In the listing below, count the lines with "percent" and report only the figure.
#### Dataset content ####
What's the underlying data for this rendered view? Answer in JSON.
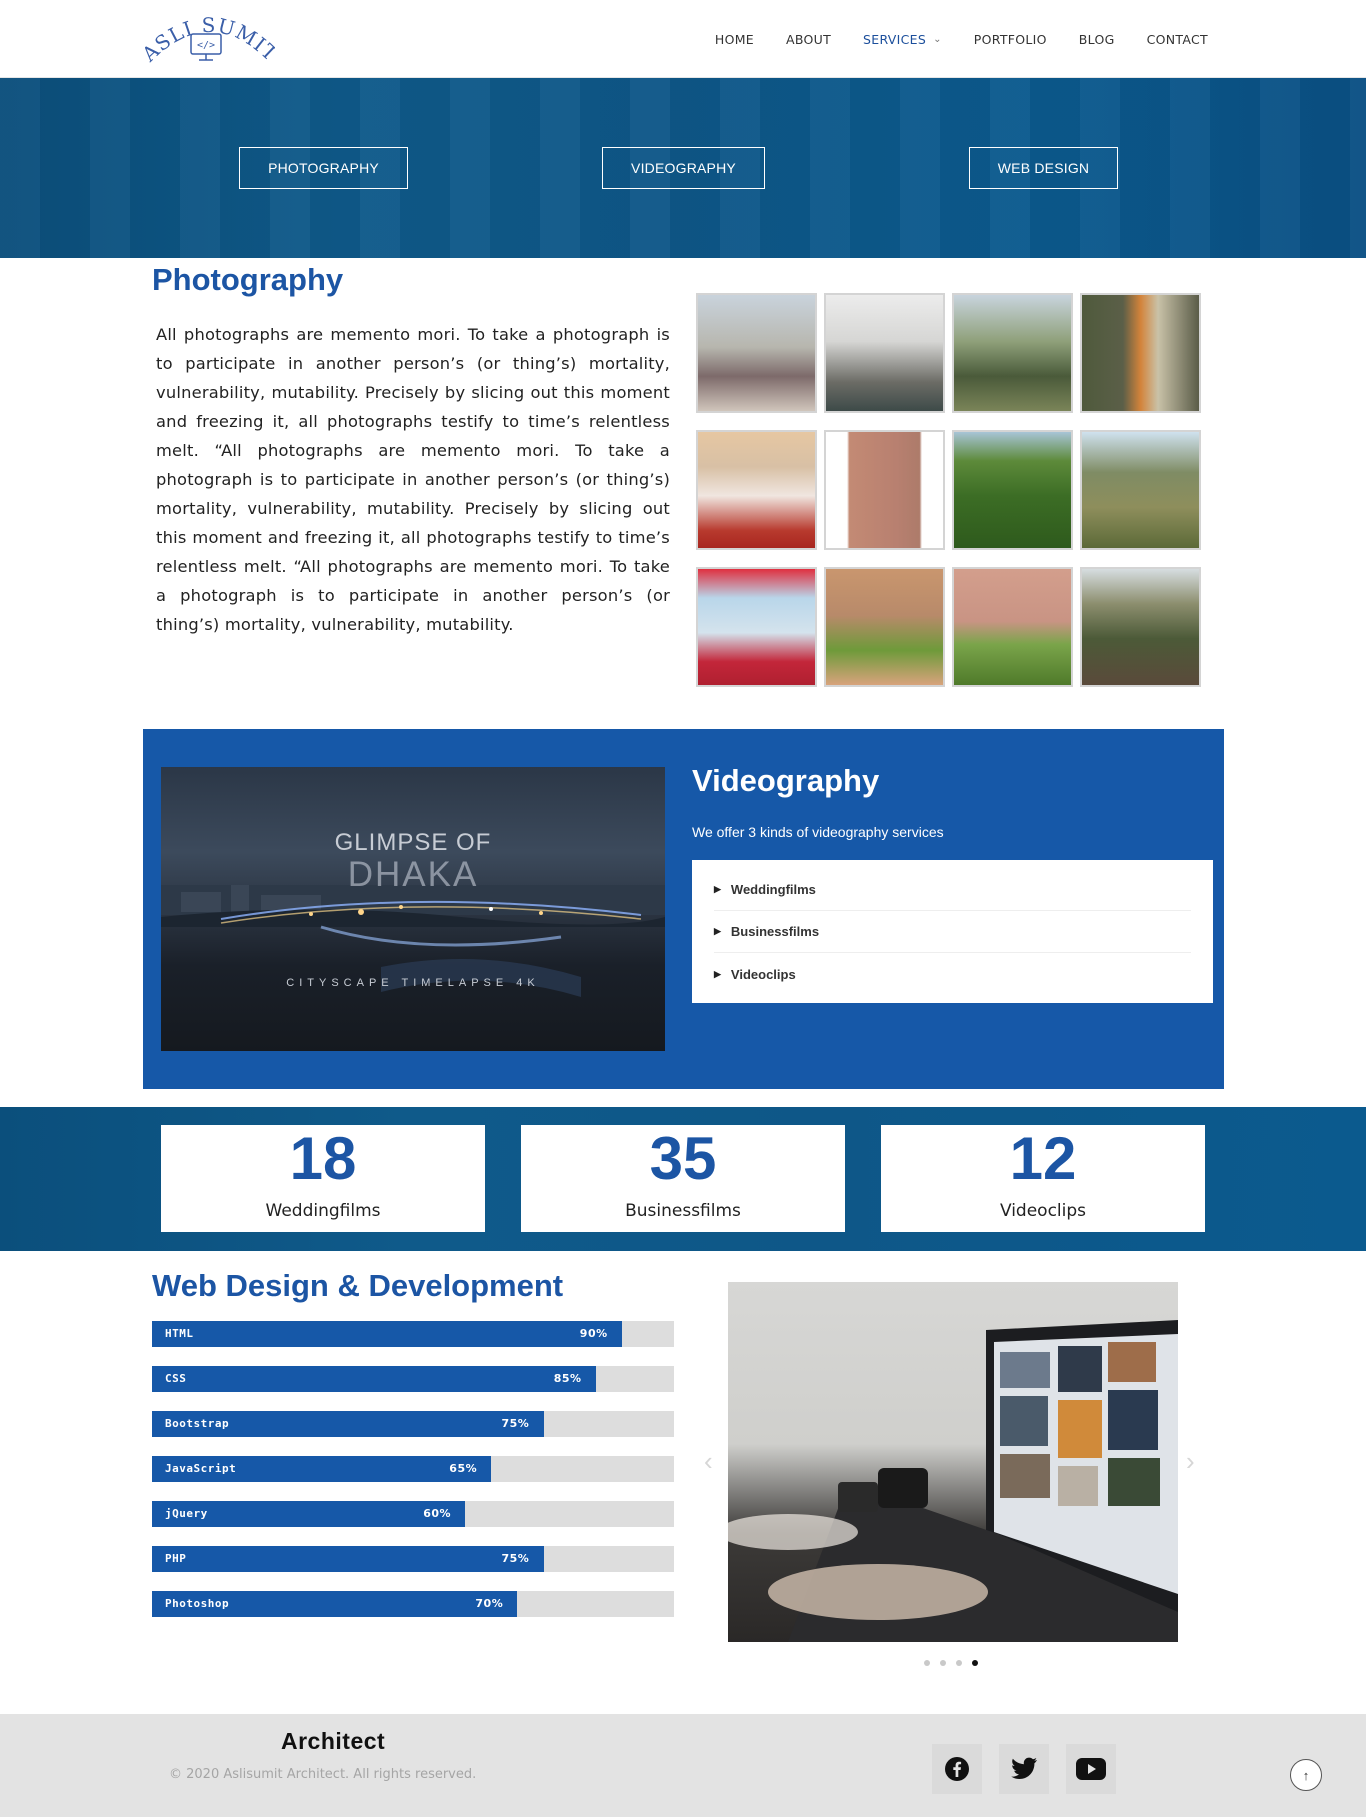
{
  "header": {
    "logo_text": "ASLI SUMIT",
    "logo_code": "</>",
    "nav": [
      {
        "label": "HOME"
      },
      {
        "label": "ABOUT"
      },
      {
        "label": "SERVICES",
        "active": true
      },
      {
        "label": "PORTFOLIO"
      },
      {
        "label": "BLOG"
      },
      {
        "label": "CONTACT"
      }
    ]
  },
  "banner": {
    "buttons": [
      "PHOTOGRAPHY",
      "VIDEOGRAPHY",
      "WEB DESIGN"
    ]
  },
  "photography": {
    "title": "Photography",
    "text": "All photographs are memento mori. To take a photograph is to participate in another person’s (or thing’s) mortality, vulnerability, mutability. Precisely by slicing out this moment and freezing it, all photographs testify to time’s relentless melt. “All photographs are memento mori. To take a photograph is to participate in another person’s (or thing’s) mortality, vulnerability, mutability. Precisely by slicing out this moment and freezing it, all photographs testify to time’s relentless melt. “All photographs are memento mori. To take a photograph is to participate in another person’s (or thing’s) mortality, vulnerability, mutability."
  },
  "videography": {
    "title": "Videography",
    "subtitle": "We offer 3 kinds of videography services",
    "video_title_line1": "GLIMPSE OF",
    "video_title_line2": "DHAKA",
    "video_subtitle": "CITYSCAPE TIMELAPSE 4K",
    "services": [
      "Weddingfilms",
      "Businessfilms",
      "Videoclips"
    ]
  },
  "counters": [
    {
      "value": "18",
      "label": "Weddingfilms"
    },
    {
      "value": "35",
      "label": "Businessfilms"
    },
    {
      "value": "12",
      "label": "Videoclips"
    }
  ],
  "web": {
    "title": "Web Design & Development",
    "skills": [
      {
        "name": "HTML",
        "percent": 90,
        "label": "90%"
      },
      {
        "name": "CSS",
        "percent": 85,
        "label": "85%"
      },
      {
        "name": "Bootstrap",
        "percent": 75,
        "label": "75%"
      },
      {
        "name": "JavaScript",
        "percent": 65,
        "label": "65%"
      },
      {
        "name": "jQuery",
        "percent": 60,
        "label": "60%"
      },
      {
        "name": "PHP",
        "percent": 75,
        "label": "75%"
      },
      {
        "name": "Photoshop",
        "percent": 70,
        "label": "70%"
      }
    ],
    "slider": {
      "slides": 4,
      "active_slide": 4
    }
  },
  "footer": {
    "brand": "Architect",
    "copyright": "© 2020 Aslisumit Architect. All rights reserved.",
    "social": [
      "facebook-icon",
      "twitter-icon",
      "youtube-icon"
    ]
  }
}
####
## Full output
7